Extract to read:
§
Holbox Airstrip (Aeropuerto de Holbox) (DGAC: HOL) is a private airstrip located on Isla Holbox, Quintana Roo, Mexico. It serves air traffic for the town of Holbox, supporting general aviation and air taxi activities. It does not provide scheduled passenger public flights. Charter airline Aerosaab offers private flights from Cancun, Isla Mujeres, Cozumel, and Playa del Carmen. The nearest airport that serves commercial flights is Cancun International Airport.

Situated at an elevation of 5 m above mean sea level, the airport features a single soil runway, designated as 02/20, measuring 660 by 10 m. Adjacent facilities include parking positions for up to 5 light twin-engine aircraft and a small open-air passenger terminal.
§
Brief 1:
Answer these questions from the passage on Holbox Airstrip:
(a) Which charter airline offers private flights, and from which places?
(b) What are the dimensions of the runway?
(c) How many light twin-engine aircraft can the parking positions hold?
§
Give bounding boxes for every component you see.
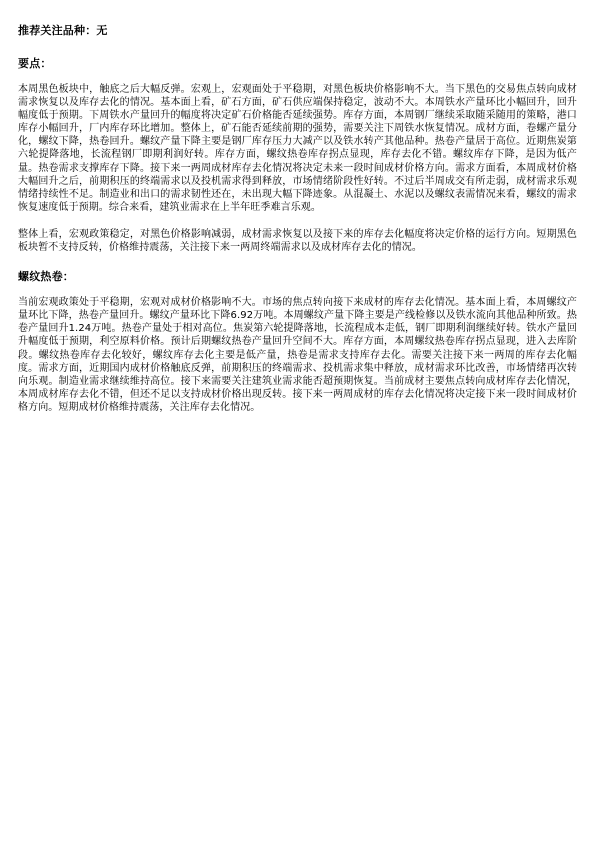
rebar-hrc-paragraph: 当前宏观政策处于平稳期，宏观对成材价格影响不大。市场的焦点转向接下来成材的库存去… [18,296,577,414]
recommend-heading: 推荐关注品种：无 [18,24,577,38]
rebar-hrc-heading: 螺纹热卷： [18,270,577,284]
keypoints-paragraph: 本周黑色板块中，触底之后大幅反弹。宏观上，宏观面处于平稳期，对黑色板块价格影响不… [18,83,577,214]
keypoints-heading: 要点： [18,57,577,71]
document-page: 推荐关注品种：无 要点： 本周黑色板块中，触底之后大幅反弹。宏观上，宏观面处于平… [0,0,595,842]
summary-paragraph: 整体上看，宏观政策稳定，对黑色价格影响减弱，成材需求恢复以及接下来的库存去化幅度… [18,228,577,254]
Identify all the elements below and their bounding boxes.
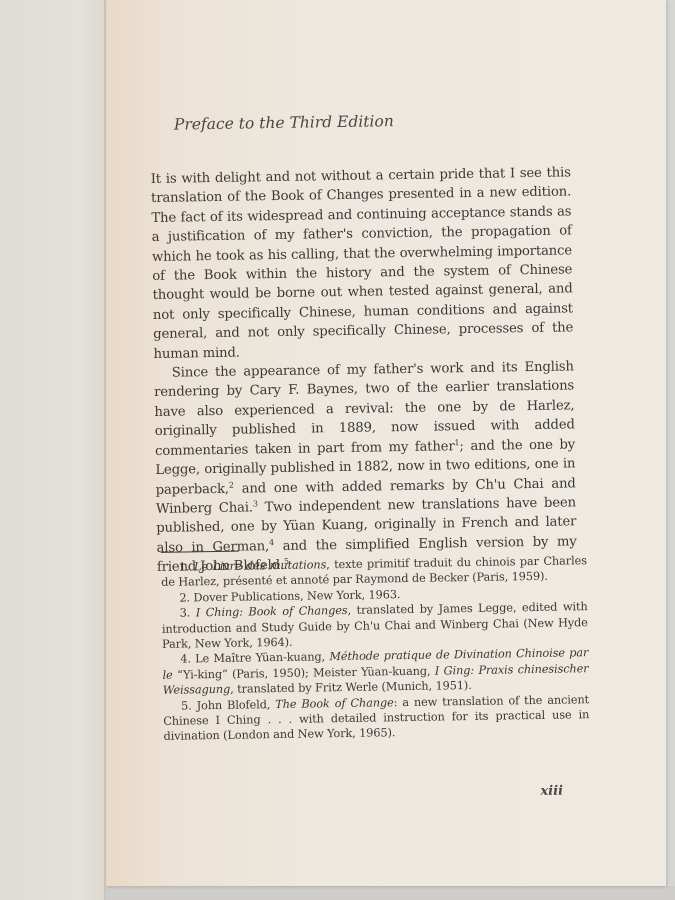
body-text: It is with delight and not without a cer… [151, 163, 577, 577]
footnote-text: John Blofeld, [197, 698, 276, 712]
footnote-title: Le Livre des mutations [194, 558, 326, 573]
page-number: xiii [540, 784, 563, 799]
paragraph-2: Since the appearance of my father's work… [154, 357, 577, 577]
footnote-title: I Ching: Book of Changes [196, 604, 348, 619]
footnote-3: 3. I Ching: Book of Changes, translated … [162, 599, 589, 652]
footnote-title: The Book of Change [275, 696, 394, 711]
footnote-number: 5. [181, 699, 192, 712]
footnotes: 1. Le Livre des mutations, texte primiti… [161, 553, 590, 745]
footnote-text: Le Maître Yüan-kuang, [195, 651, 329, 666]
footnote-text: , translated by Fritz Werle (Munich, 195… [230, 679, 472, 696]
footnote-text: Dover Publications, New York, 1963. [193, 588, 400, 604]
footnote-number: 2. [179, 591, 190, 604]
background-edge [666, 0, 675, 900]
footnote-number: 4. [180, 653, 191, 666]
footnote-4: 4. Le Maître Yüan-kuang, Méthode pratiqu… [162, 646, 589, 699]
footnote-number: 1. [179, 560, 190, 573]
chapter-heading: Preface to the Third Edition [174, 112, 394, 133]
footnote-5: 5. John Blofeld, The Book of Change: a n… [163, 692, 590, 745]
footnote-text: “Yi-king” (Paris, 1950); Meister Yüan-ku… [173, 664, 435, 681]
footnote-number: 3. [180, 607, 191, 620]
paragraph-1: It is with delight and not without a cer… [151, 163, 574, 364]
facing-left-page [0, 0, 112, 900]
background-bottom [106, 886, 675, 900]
§
Brief 2: Substitute "note-text" for each occurrence of "footnote-text" in the listing lines starting at the line containing "body-text: It is" and ending at the last line of the listing. Write out only those lines, with everything else unchanged.

Complete response 1:
(a) Aerosaab, from Cancun, Isla Mujeres, Cozumel, and Playa del Carmen.
(b) 660 by 10 m.
(c) Up to 5.

Complete response 2:
body-text: It is with delight and not without a cer… [151, 163, 577, 577]
note-text: John Blofeld, [197, 698, 276, 712]
footnote-title: Le Livre des mutations [194, 558, 326, 573]
page-number: xiii [540, 784, 563, 799]
paragraph-2: Since the appearance of my father's work… [154, 357, 577, 577]
footnote-title: I Ching: Book of Changes [196, 604, 348, 619]
footnote-3: 3. I Ching: Book of Changes, translated … [162, 599, 589, 652]
footnote-title: The Book of Change [275, 696, 394, 711]
footnote-number: 5. [181, 699, 192, 712]
footnotes: 1. Le Livre des mutations, texte primiti… [161, 553, 590, 745]
note-text: Le Maître Yüan-kuang, [195, 651, 329, 666]
note-text: , translated by Fritz Werle (Munich, 195… [230, 679, 472, 696]
note-text: Dover Publications, New York, 1963. [193, 588, 400, 604]
footnote-number: 2. [179, 591, 190, 604]
background-edge [666, 0, 675, 900]
footnote-number: 4. [180, 653, 191, 666]
footnote-4: 4. Le Maître Yüan-kuang, Méthode pratiqu… [162, 646, 589, 699]
footnote-number: 1. [179, 560, 190, 573]
chapter-heading: Preface to the Third Edition [174, 112, 394, 133]
footnote-5: 5. John Blofeld, The Book of Change: a n… [163, 692, 590, 745]
note-text: “Yi-king” (Paris, 1950); Meister Yüan-ku… [173, 664, 435, 681]
footnote-number: 3. [180, 607, 191, 620]
paragraph-1: It is with delight and not without a cer… [151, 163, 574, 364]
facing-left-page [0, 0, 112, 900]
background-bottom [106, 886, 675, 900]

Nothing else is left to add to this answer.